> Supplied passage:
START

SEARS-COLLINS, Justice.
The appellant, Richard Brumby, was convicted of speeding following a bench trial in Cobb County State Court. Acting pro se, Brumby filed the following timely notice of appeal:
Case # 92T-1688 in the State Court of Cobb County
State of Georgia v. Richard Gray Brumby II
APPEAL TO THE SUPERIOR COURT
NOTICE IS HEREBY GIVEN THAT RICHARD GRAY BRUMBY II, APPELLANT HEREIN, AND DEFENDANT ABOVE NAMED, HEREBY APPEALS TO THE SUPERIOR COURT OF COBB COUNTY FROM THE JUDGEMENT ENTERED HEREIN ON 1992 FEBRUARY 28.
The state court dismissed the notice of appeal, citing failure to comply with OCGA 5-6-37, 1 failure to enumerate errors, failure to petition the appropriate court (the Court of Appeals) for appeal, and unreasonable failure to timely file a transcript. On Brumby's appeal of that decision, the Court of Appeals, in an unpublished opinion, held that Brumby's failure to file a transcript did not support the trial court's dismissal of the notice of appeal because the trial court did not find that the failure was "inexcusable" or was caused by Brumby. Brumby v. State, 209 Ga. App. XXVII (1993); see also OCGA 5-6-48 (c). Nevertheless, the Court of Appeals held that it was bound by this court's decision in Ballew v. State, 225 Ga. 547 (170 SE2d 242) (1969), to affirm the dismissal of the appeal because the notice of appeal did not "contain 'a brief statement of the offense and the punishment prescribed,' as required in criminal cases" under OCGA 5-6-37. Id. We granted certiorari to consider "[w]hether dismissal of the direct appeal was required." We reverse.

END

> Material shown:
START

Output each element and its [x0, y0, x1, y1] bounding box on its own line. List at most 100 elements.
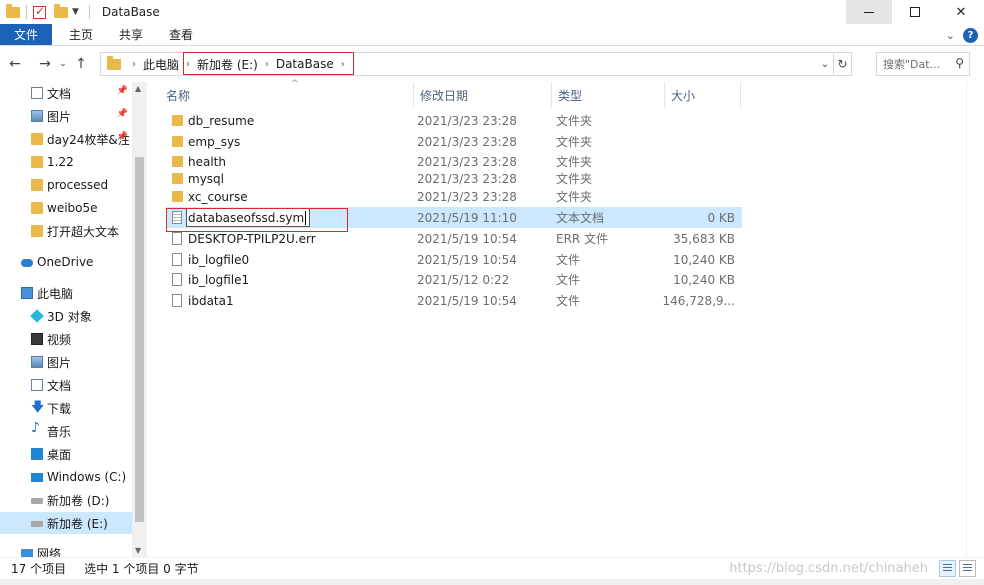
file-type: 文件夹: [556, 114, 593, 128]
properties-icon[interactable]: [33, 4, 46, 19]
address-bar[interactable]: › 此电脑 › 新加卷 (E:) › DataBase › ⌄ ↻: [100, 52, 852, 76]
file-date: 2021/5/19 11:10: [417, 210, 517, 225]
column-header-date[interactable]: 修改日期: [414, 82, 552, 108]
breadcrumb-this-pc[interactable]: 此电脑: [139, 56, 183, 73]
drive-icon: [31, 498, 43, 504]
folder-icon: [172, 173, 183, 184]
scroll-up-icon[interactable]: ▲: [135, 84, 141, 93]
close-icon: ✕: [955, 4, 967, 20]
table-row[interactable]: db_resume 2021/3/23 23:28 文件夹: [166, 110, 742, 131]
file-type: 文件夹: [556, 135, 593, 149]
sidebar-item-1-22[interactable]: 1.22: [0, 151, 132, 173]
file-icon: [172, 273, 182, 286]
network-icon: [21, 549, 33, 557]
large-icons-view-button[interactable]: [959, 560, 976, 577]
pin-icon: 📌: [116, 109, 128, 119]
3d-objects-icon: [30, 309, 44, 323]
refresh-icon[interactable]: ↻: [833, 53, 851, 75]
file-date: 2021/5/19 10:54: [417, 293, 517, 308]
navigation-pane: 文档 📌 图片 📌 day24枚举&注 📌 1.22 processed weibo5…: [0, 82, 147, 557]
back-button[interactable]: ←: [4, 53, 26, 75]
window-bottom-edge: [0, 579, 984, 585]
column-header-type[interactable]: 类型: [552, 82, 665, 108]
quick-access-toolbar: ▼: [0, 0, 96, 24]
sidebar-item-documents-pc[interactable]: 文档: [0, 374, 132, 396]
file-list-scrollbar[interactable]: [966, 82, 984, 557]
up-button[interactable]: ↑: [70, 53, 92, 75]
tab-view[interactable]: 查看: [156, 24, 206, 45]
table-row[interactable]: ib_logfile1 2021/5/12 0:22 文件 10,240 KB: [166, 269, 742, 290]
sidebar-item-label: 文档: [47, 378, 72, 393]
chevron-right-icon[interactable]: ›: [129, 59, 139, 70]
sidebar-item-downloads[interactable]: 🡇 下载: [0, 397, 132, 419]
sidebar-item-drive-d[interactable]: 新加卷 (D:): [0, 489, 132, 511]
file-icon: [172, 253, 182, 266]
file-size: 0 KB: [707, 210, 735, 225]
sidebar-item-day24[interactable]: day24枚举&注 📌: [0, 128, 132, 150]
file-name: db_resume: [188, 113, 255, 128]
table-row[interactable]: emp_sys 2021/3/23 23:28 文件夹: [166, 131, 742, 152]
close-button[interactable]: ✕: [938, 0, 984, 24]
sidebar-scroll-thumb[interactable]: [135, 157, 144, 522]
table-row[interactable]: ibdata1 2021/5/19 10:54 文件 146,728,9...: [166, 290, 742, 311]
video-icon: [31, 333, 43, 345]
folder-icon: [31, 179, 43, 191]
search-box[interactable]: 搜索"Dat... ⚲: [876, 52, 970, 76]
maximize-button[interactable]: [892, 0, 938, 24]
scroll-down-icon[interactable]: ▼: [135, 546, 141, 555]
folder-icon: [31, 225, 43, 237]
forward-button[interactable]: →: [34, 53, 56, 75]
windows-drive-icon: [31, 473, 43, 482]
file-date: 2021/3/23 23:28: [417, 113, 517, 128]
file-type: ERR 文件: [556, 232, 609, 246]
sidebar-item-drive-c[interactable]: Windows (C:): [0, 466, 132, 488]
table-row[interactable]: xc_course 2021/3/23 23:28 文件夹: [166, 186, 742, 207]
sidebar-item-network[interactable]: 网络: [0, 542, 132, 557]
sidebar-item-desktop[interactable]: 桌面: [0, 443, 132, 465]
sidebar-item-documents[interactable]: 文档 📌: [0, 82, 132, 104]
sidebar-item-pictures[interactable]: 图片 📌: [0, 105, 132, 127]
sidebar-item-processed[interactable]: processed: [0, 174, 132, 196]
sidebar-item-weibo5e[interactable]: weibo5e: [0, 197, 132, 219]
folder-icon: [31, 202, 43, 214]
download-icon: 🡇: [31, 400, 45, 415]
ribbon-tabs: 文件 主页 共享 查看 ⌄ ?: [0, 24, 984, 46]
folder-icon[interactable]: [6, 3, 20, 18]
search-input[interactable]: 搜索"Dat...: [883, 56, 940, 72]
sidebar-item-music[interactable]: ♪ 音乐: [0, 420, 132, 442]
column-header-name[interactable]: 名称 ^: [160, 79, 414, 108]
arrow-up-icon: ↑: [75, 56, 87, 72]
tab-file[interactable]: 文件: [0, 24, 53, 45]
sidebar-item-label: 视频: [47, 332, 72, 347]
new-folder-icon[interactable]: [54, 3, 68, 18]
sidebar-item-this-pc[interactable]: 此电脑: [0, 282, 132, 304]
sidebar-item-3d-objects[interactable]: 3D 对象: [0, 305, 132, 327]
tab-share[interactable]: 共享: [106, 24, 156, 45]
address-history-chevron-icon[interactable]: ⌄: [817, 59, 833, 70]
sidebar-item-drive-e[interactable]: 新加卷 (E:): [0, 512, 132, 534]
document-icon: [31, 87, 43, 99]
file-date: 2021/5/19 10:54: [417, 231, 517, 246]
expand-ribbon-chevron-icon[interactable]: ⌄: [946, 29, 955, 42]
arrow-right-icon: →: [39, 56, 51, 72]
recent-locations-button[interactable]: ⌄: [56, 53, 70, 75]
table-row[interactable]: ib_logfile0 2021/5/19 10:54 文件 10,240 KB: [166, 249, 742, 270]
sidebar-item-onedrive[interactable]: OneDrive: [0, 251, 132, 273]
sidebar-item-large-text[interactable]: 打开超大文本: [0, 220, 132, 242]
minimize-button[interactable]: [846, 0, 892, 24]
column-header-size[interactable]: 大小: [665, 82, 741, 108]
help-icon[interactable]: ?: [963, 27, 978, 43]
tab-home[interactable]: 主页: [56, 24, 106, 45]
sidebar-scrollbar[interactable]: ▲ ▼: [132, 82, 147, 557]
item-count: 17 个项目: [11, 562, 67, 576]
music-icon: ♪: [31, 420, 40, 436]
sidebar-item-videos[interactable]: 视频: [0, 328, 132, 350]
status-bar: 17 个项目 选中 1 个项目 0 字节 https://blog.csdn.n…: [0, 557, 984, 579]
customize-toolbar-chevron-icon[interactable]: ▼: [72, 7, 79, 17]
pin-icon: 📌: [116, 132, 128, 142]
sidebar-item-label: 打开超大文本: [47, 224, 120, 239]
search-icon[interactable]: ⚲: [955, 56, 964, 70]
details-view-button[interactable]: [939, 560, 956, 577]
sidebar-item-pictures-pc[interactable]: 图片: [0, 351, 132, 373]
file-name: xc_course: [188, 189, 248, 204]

END

> Required tasks:
- A) In the Brumby opinion, which court convicted Brumby of speeding, and after what kind of trial?
- B) Rewrite the paragraph of the Brumby opinion that begins "The state court dismissed the notice of appeal" as a brief bulleted list that keeps its main facts.

> Answers for the tasks:
- A) The Cobb County State Court convicted him following a bench trial.

- B)
- The state court dismissed Brumby's notice of appeal for four reasons: noncompliance with OCGA 5-6-37, failure to enumerate errors, failure to petition the appropriate court (the Court of Appeals), and unreasonable failure to file a transcript on time.
- In an unpublished opinion, the Court of Appeals held that the missing transcript did not justify dismissal. The trial court had not found that failure inexcusable or caused by Brumby.
- The Court of Appeals nevertheless affirmed the dismissal. It considered itself bound by Ballew v. State (1969) because the notice lacked the brief statement of the offense and prescribed punishment that OCGA 5-6-37 requires in criminal cases.
- The court issuing the opinion granted certiorari on whether dismissal of the direct appeal was required, and it reverses.